=== Required work ===
Write out the records that appear below, verbatim and complete, but without pictures.

=== Entries shown ===
_____

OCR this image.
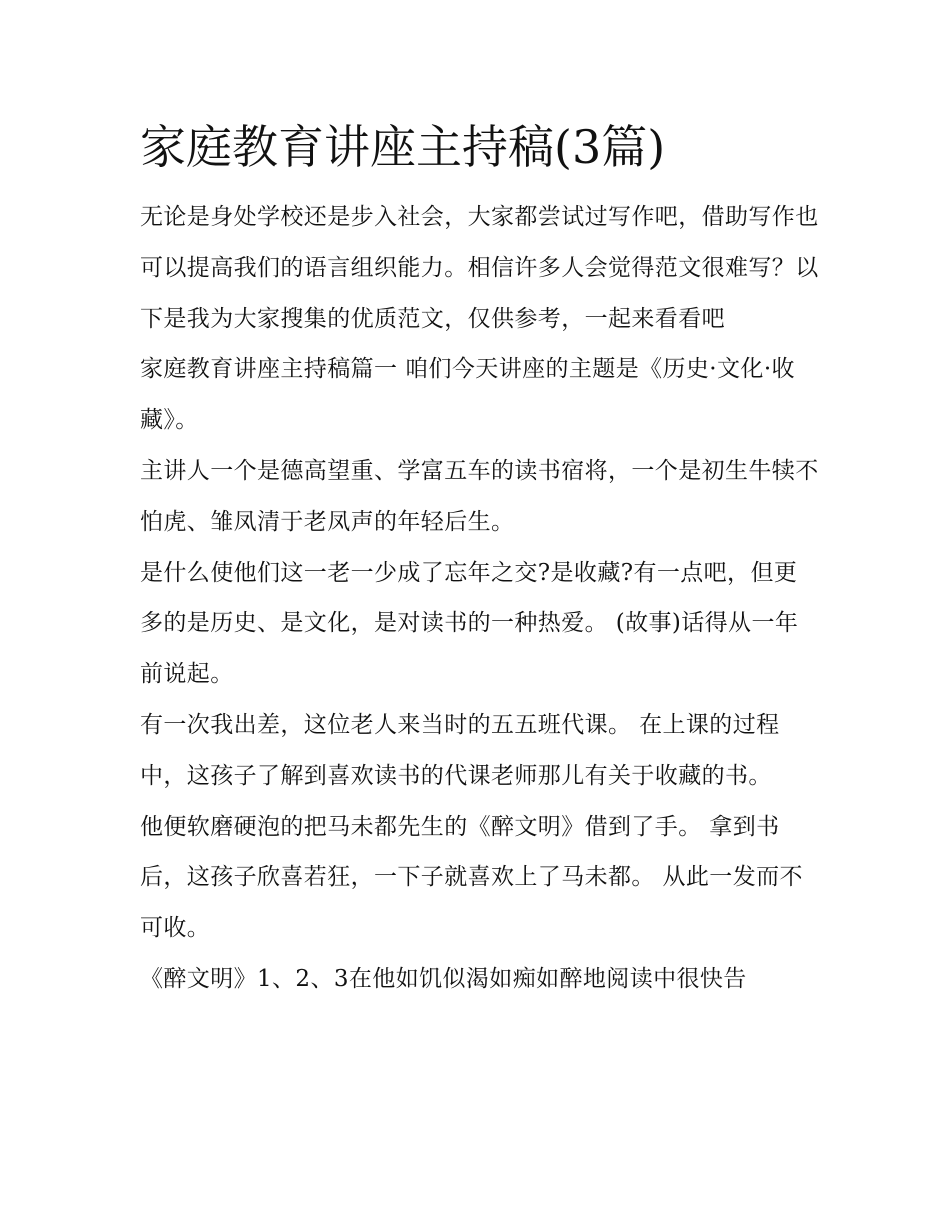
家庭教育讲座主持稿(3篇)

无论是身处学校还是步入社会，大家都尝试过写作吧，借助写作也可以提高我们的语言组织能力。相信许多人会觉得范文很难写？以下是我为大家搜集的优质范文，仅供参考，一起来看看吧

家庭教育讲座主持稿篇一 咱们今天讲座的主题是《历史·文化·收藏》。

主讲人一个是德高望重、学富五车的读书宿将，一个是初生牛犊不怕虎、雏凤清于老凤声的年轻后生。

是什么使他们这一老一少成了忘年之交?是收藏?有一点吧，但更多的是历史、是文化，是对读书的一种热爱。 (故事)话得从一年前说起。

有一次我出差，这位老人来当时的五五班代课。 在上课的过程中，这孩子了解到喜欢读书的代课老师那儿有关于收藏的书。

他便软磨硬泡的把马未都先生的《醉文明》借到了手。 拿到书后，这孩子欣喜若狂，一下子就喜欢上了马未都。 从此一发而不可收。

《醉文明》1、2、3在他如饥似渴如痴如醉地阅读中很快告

_____

=== Task solution ===
OCR this image.
家庭教育讲座主持稿(3篇)

无论是身处学校还是步入社会，大家都尝试过写作吧，借助写作也可以提高我们的语言组织能力。相信许多人会觉得范文很难写？以下是我为大家搜集的优质范文，仅供参考，一起来看看吧

家庭教育讲座主持稿篇一 咱们今天讲座的主题是《历史·文化·收藏》。

主讲人一个是德高望重、学富五车的读书宿将，一个是初生牛犊不怕虎、雏凤清于老凤声的年轻后生。

是什么使他们这一老一少成了忘年之交?是收藏?有一点吧，但更多的是历史、是文化，是对读书的一种热爱。 (故事)话得从一年前说起。

有一次我出差，这位老人来当时的五五班代课。 在上课的过程中，这孩子了解到喜欢读书的代课老师那儿有关于收藏的书。

他便软磨硬泡的把马未都先生的《醉文明》借到了手。 拿到书后，这孩子欣喜若狂，一下子就喜欢上了马未都。 从此一发而不可收。

《醉文明》1、2、3在他如饥似渴如痴如醉地阅读中很快告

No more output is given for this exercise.